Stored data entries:
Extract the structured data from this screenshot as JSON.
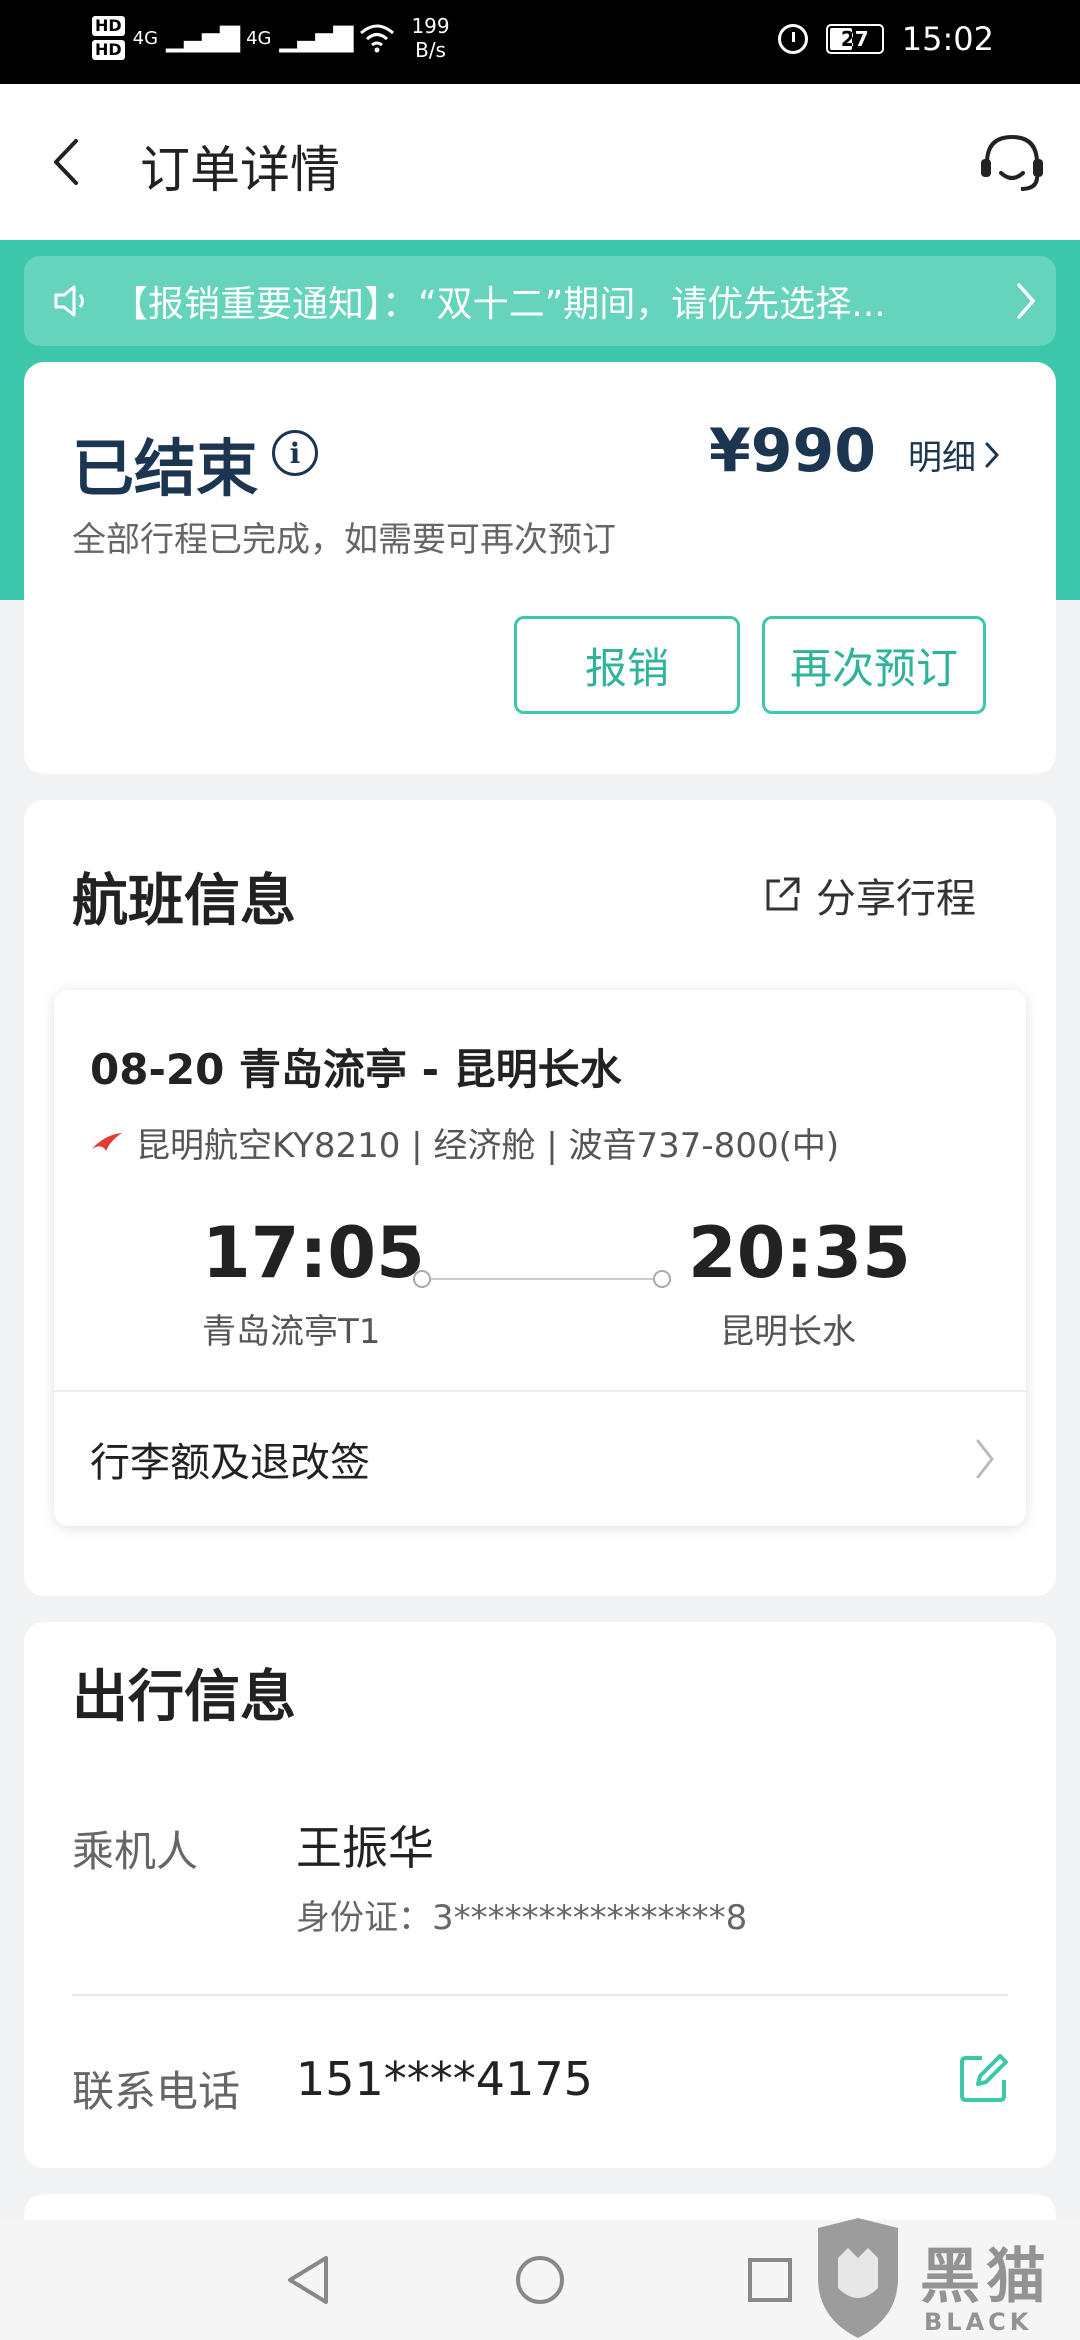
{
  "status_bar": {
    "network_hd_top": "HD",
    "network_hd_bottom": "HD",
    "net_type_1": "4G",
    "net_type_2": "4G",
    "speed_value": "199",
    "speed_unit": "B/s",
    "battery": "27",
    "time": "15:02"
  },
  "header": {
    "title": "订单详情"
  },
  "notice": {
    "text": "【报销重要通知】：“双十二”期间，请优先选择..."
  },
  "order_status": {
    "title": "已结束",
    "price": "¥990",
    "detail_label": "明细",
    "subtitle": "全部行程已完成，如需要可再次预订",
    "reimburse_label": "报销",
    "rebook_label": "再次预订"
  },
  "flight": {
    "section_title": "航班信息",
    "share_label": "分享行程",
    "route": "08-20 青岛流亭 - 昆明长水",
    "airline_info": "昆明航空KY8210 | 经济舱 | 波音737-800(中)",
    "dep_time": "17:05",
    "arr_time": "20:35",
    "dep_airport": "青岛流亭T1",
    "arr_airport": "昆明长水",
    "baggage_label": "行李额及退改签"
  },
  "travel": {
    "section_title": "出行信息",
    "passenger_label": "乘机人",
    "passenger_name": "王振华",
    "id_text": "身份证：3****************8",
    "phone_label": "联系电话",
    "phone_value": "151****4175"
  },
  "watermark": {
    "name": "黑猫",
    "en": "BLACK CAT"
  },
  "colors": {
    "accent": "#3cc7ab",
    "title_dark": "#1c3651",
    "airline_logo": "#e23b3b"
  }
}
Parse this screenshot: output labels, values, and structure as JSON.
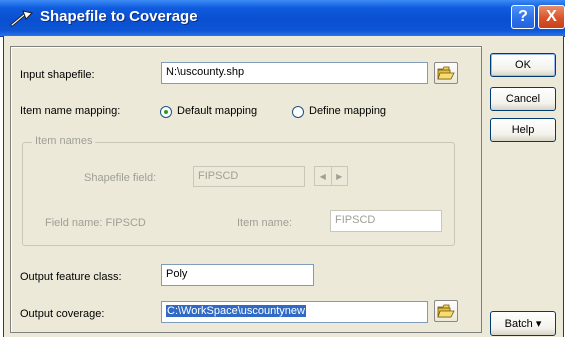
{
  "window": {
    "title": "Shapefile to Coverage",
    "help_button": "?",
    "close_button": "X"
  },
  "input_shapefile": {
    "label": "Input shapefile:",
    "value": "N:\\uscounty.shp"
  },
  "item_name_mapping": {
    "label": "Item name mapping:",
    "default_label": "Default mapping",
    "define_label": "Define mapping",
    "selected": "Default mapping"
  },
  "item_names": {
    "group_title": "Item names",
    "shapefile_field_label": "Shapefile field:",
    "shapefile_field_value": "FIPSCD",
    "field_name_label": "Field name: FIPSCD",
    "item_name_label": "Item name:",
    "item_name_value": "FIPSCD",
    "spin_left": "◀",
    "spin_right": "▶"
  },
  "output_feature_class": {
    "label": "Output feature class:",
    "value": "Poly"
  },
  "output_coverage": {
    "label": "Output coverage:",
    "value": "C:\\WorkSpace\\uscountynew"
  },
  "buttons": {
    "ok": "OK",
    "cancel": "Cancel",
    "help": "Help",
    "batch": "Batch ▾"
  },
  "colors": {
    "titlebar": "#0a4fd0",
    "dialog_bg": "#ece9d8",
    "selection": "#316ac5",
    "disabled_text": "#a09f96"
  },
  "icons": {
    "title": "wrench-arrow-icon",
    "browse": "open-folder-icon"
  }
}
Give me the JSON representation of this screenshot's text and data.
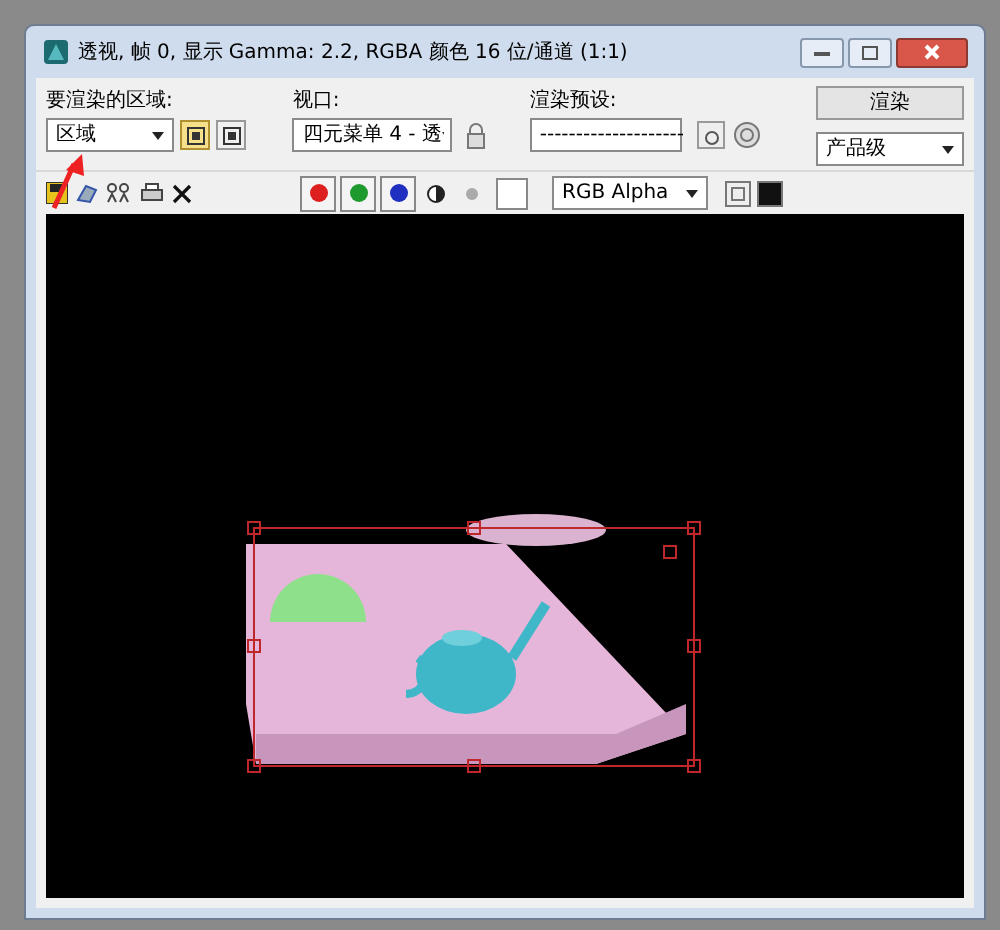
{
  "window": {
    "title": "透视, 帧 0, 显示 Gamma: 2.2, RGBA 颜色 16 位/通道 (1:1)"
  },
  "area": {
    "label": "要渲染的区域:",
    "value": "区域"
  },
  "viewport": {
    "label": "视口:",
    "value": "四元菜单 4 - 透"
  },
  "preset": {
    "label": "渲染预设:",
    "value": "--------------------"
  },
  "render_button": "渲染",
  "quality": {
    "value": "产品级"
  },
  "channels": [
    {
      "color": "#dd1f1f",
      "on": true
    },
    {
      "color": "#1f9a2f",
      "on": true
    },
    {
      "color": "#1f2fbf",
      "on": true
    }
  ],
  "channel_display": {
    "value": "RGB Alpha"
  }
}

PROBLEM REQUIREMENTS — Take the line that contains "Give me the" and all lines after it to the end of the material above, and copy them verbatim without any images.

SOLUTION FOR THIS TASK —
Give me the JSON representation of this screenshot's text and data.
{
  "window": {
    "title": "透视, 帧 0, 显示 Gamma: 2.2, RGBA 颜色 16 位/通道 (1:1)"
  },
  "area": {
    "label": "要渲染的区域:",
    "value": "区域"
  },
  "viewport": {
    "label": "视口:",
    "value": "四元菜单 4 - 透"
  },
  "preset": {
    "label": "渲染预设:",
    "value": "--------------------"
  },
  "render_button": "渲染",
  "quality": {
    "value": "产品级"
  },
  "channels": [
    {
      "color": "#dd1f1f",
      "on": true
    },
    {
      "color": "#1f9a2f",
      "on": true
    },
    {
      "color": "#1f2fbf",
      "on": true
    }
  ],
  "channel_display": {
    "value": "RGB Alpha"
  }
}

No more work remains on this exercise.